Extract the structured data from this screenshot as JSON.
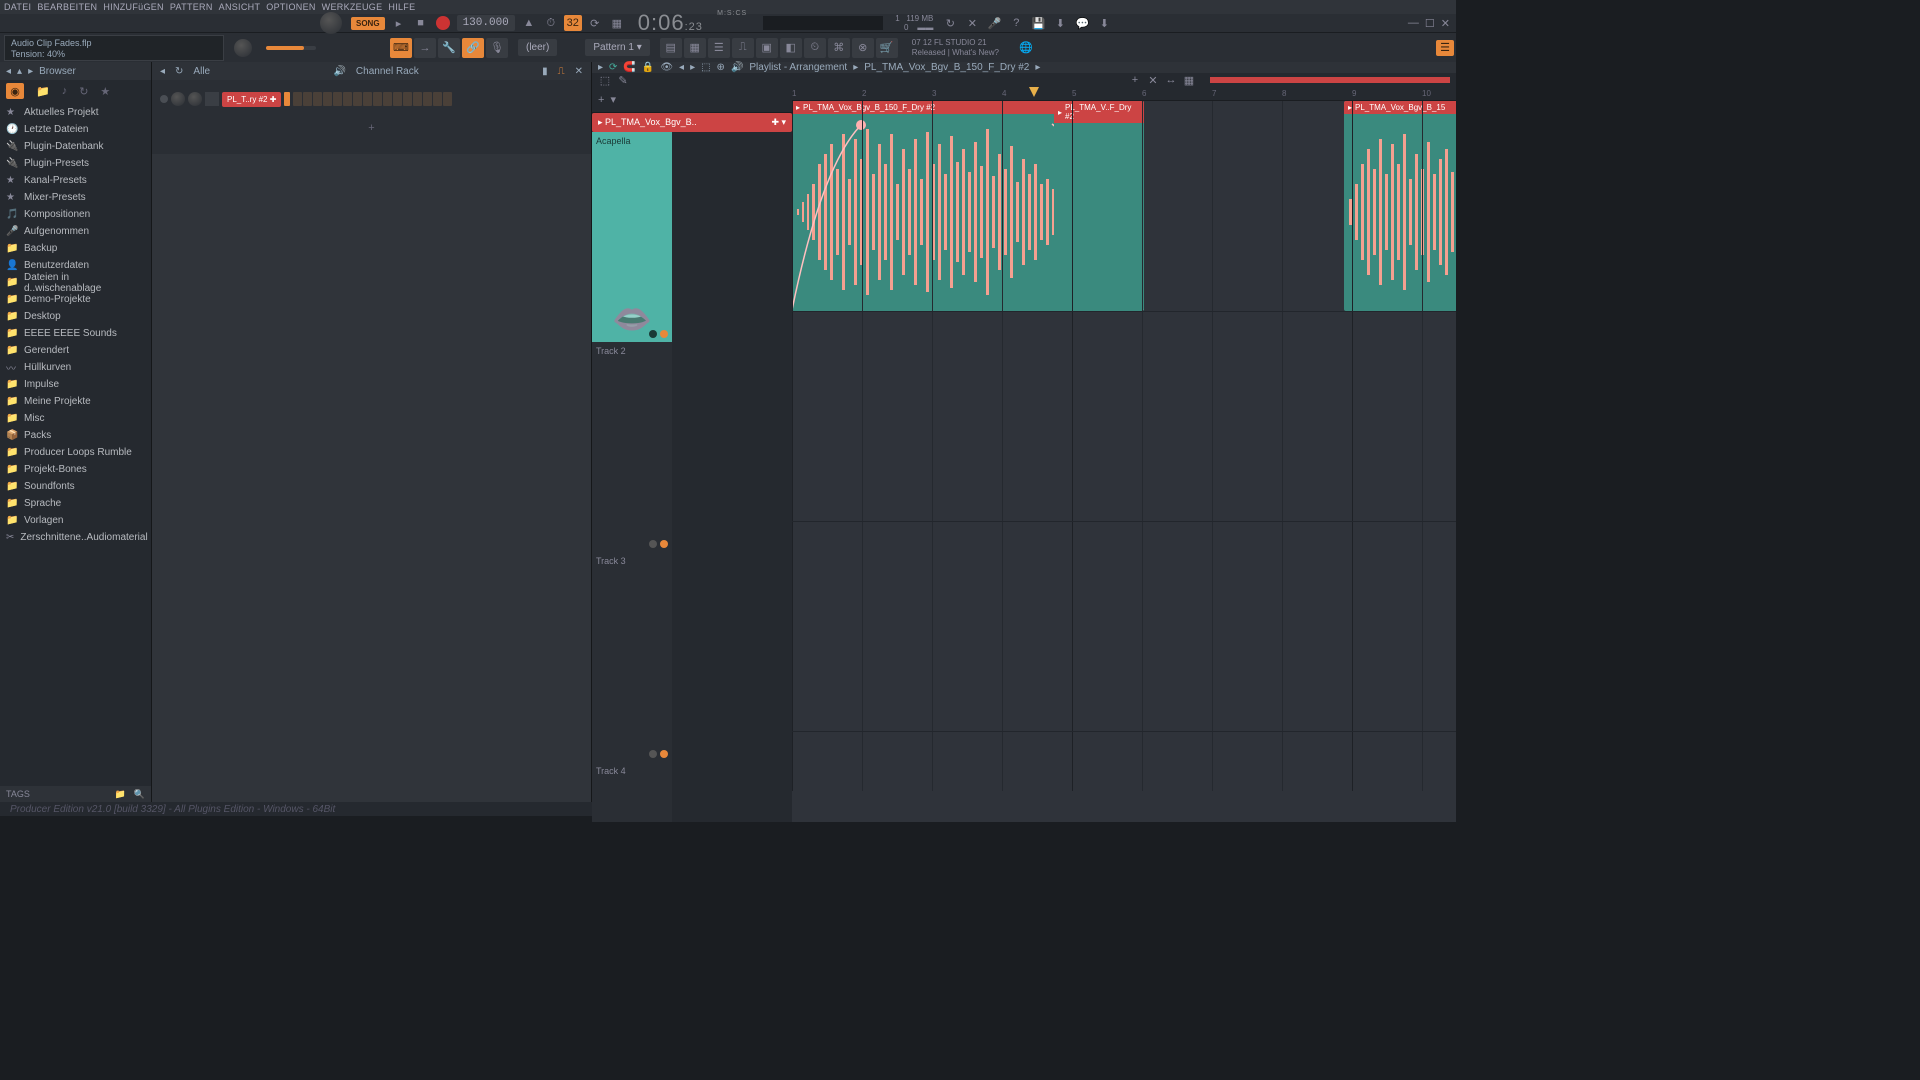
{
  "menu": [
    "DATEI",
    "BEARBEITEN",
    "HINZUFüGEN",
    "PATTERN",
    "ANSICHT",
    "OPTIONEN",
    "WERKZEUGE",
    "HILFE"
  ],
  "hint": {
    "line1": "Audio Clip Fades.flp",
    "line2": "Tension:  40%"
  },
  "transport": {
    "song_label": "SONG",
    "tempo": "130.000",
    "snap": "32",
    "time_main": "0:06",
    "time_sub": ":23",
    "time_unit": "M:S:CS"
  },
  "sys": {
    "voices": "1",
    "mem": "119 MB",
    "cpu": "0"
  },
  "info": {
    "line1": "07 12  FL STUDIO 21",
    "line2": "Released | What's New?"
  },
  "pattern": {
    "label": "Pattern 1",
    "dropdown_prefix": "(leer)"
  },
  "browser": {
    "title": "Browser",
    "filter": "Alle",
    "items": [
      {
        "icon": "★",
        "label": "Aktuelles Projekt"
      },
      {
        "icon": "🕐",
        "label": "Letzte Dateien"
      },
      {
        "icon": "🔌",
        "label": "Plugin-Datenbank"
      },
      {
        "icon": "🔌",
        "label": "Plugin-Presets"
      },
      {
        "icon": "★",
        "label": "Kanal-Presets"
      },
      {
        "icon": "★",
        "label": "Mixer-Presets"
      },
      {
        "icon": "🎵",
        "label": "Kompositionen"
      },
      {
        "icon": "🎤",
        "label": "Aufgenommen"
      },
      {
        "icon": "📁",
        "label": "Backup"
      },
      {
        "icon": "👤",
        "label": "Benutzerdaten"
      },
      {
        "icon": "📁",
        "label": "Dateien in d..wischenablage"
      },
      {
        "icon": "📁",
        "label": "Demo-Projekte"
      },
      {
        "icon": "📁",
        "label": "Desktop"
      },
      {
        "icon": "📁",
        "label": "EEEE EEEE Sounds"
      },
      {
        "icon": "📁",
        "label": "Gerendert"
      },
      {
        "icon": "〰",
        "label": "Hüllkurven"
      },
      {
        "icon": "📁",
        "label": "Impulse"
      },
      {
        "icon": "📁",
        "label": "Meine Projekte"
      },
      {
        "icon": "📁",
        "label": "Misc"
      },
      {
        "icon": "📦",
        "label": "Packs"
      },
      {
        "icon": "📁",
        "label": "Producer Loops Rumble"
      },
      {
        "icon": "📁",
        "label": "Projekt-Bones"
      },
      {
        "icon": "📁",
        "label": "Soundfonts"
      },
      {
        "icon": "📁",
        "label": "Sprache"
      },
      {
        "icon": "📁",
        "label": "Vorlagen"
      },
      {
        "icon": "✂",
        "label": "Zerschnittene..Audiomaterial"
      }
    ],
    "tags_label": "TAGS"
  },
  "channel_rack": {
    "title": "Channel Rack",
    "filter": "Alle",
    "channel_name": "PL_T..ry #2",
    "add": "+"
  },
  "playlist": {
    "title": "Playlist - Arrangement",
    "crumb": "PL_TMA_Vox_Bgv_B_150_F_Dry #2",
    "picker": "PL_TMA_Vox_Bgv_B..",
    "tracks": [
      "Acapella",
      "Track 2",
      "Track 3",
      "Track 4"
    ],
    "ruler": [
      "1",
      "2",
      "3",
      "4",
      "5",
      "6",
      "7",
      "8",
      "9",
      "10"
    ],
    "clips": [
      {
        "label": "PL_TMA_Vox_Bgv_B_150_F_Dry #2"
      },
      {
        "label": "PL_TMA_V..F_Dry #2"
      },
      {
        "label": "PL_TMA_Vox_Bgv_B_15"
      }
    ]
  },
  "status": "Producer Edition v21.0 [build 3329] - All Plugins Edition - Windows - 64Bit"
}
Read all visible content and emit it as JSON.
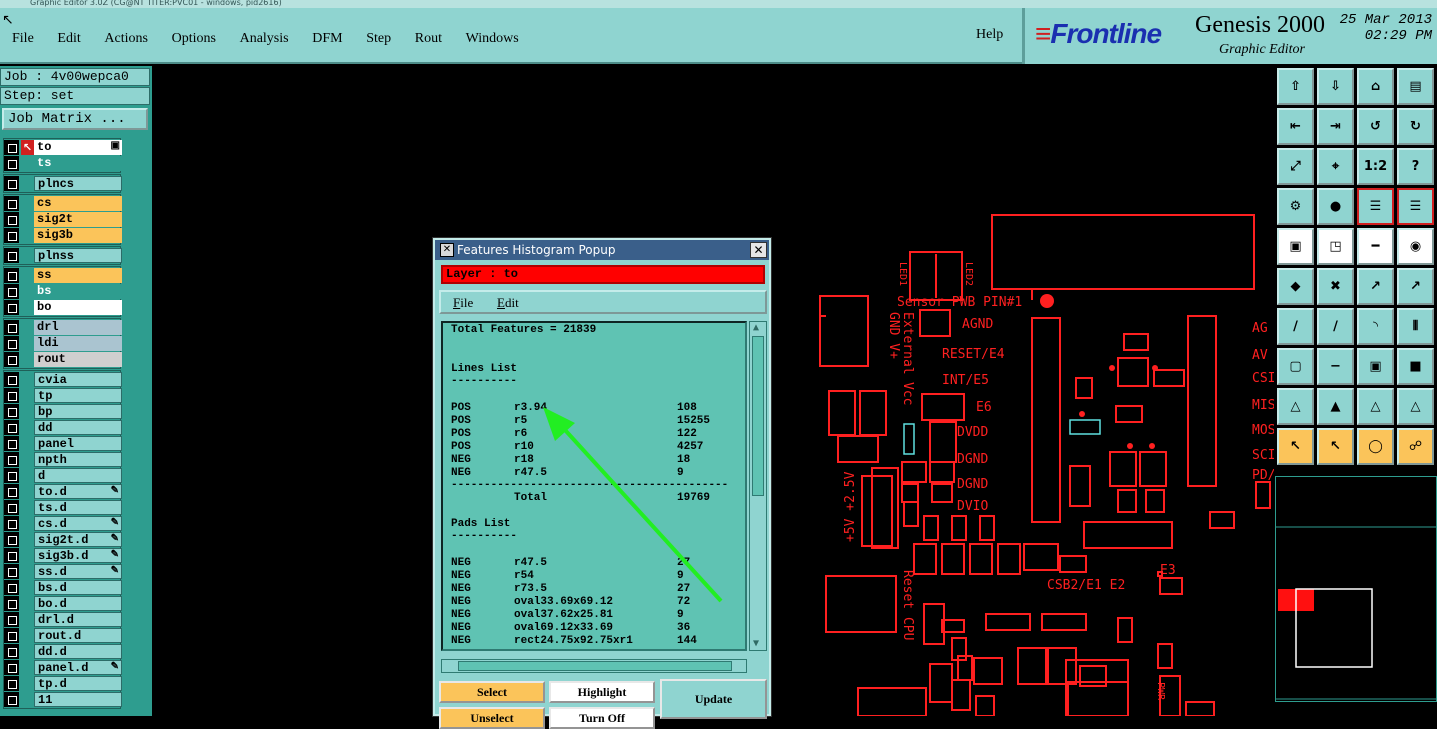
{
  "window": {
    "title": "Graphic Editor 3.0Z (CG@NT TITER:PVC01 - windows, pid2616)"
  },
  "menubar": {
    "items": [
      "File",
      "Edit",
      "Actions",
      "Options",
      "Analysis",
      "DFM",
      "Step",
      "Rout",
      "Windows"
    ],
    "help": "Help"
  },
  "brand": {
    "logo": "Frontline",
    "product": "Genesis 2000",
    "subtitle": "Graphic Editor",
    "date": "25 Mar 2013",
    "time": "02:29 PM"
  },
  "job": {
    "job_label": "Job : 4v00wepca0",
    "step_label": "Step: set",
    "matrix_button": "Job Matrix ..."
  },
  "layers": [
    {
      "name": "to",
      "color": "white",
      "special": "active"
    },
    {
      "name": "ts",
      "color": "green"
    },
    {
      "name": "plncs",
      "color": "cyan"
    },
    {
      "name": "cs",
      "color": "orange"
    },
    {
      "name": "sig2t",
      "color": "orange"
    },
    {
      "name": "sig3b",
      "color": "orange"
    },
    {
      "name": "plnss",
      "color": "cyan"
    },
    {
      "name": "ss",
      "color": "orange"
    },
    {
      "name": "bs",
      "color": "green"
    },
    {
      "name": "bo",
      "color": "white"
    },
    {
      "name": "drl",
      "color": "blue"
    },
    {
      "name": "ldi",
      "color": "blue"
    },
    {
      "name": "rout",
      "color": "gray"
    },
    {
      "name": "cvia",
      "color": "cyan"
    },
    {
      "name": "tp",
      "color": "cyan"
    },
    {
      "name": "bp",
      "color": "cyan"
    },
    {
      "name": "dd",
      "color": "cyan"
    },
    {
      "name": "panel",
      "color": "cyan"
    },
    {
      "name": "npth",
      "color": "cyan"
    },
    {
      "name": "d",
      "color": "cyan"
    },
    {
      "name": "to.d",
      "color": "cyan",
      "pen": true
    },
    {
      "name": "ts.d",
      "color": "cyan"
    },
    {
      "name": "cs.d",
      "color": "cyan",
      "pen": true
    },
    {
      "name": "sig2t.d",
      "color": "cyan",
      "pen": true
    },
    {
      "name": "sig3b.d",
      "color": "cyan",
      "pen": true
    },
    {
      "name": "ss.d",
      "color": "cyan",
      "pen": true
    },
    {
      "name": "bs.d",
      "color": "cyan"
    },
    {
      "name": "bo.d",
      "color": "cyan"
    },
    {
      "name": "drl.d",
      "color": "cyan"
    },
    {
      "name": "rout.d",
      "color": "cyan"
    },
    {
      "name": "dd.d",
      "color": "cyan"
    },
    {
      "name": "panel.d",
      "color": "cyan",
      "pen": true
    },
    {
      "name": "tp.d",
      "color": "cyan"
    },
    {
      "name": "11",
      "color": "cyan"
    }
  ],
  "popup": {
    "title": "Features Histogram Popup",
    "layer_label": "Layer :  to",
    "menu": [
      "File",
      "Edit"
    ],
    "total_features": "Total Features = 21839",
    "lines_header": "Lines List",
    "lines": [
      {
        "pol": "POS",
        "sym": "r3.94",
        "count": "108"
      },
      {
        "pol": "POS",
        "sym": "r5",
        "count": "15255"
      },
      {
        "pol": "POS",
        "sym": "r6",
        "count": "122"
      },
      {
        "pol": "POS",
        "sym": "r10",
        "count": "4257"
      },
      {
        "pol": "NEG",
        "sym": "r18",
        "count": "18"
      },
      {
        "pol": "NEG",
        "sym": "r47.5",
        "count": "9"
      }
    ],
    "lines_total_label": "Total",
    "lines_total": "19769",
    "pads_header": "Pads List",
    "pads": [
      {
        "pol": "NEG",
        "sym": "r47.5",
        "count": "27"
      },
      {
        "pol": "NEG",
        "sym": "r54",
        "count": "9"
      },
      {
        "pol": "NEG",
        "sym": "r73.5",
        "count": "27"
      },
      {
        "pol": "NEG",
        "sym": "oval33.69x69.12",
        "count": "72"
      },
      {
        "pol": "NEG",
        "sym": "oval37.62x25.81",
        "count": "9"
      },
      {
        "pol": "NEG",
        "sym": "oval69.12x33.69",
        "count": "36"
      },
      {
        "pol": "NEG",
        "sym": "rect24.75x92.75xr1",
        "count": "144"
      }
    ],
    "buttons": {
      "select": "Select",
      "highlight": "Highlight",
      "update": "Update",
      "unselect": "Unselect",
      "turn_off": "Turn Off"
    }
  },
  "silkscreen": {
    "labels": [
      "LED1",
      "LED2",
      "Sensor PWB PIN#1",
      "External",
      "GND V+",
      "Vcc",
      "AGND",
      "RESET/E4",
      "INT/E5",
      "E6",
      "DVDD",
      "DGND",
      "DGND",
      "DVIO",
      "+5V +2.5V",
      "Reset CPU",
      "CSB2/E1 E2",
      "E3",
      "AG",
      "AV",
      "CSI",
      "MIS",
      "MOS",
      "SCI",
      "PD/",
      "PWR"
    ]
  },
  "colors": {
    "panel_cyan": "#8fd4d0",
    "panel_green": "#2e9d8f",
    "layer_orange": "#fbc45a",
    "features_red": "#ff0000",
    "annotation_arrow": "#22ee22"
  }
}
-*-
▶ _Work item_
Where a line of the listing holds "Editor", show that line.

▶ _Reply to the exercise_
    "title": "Graphic Editor 3.0Z (CG@NT TITER:PVC01 - windows, pid2616)"
    "subtitle": "Graphic Editor",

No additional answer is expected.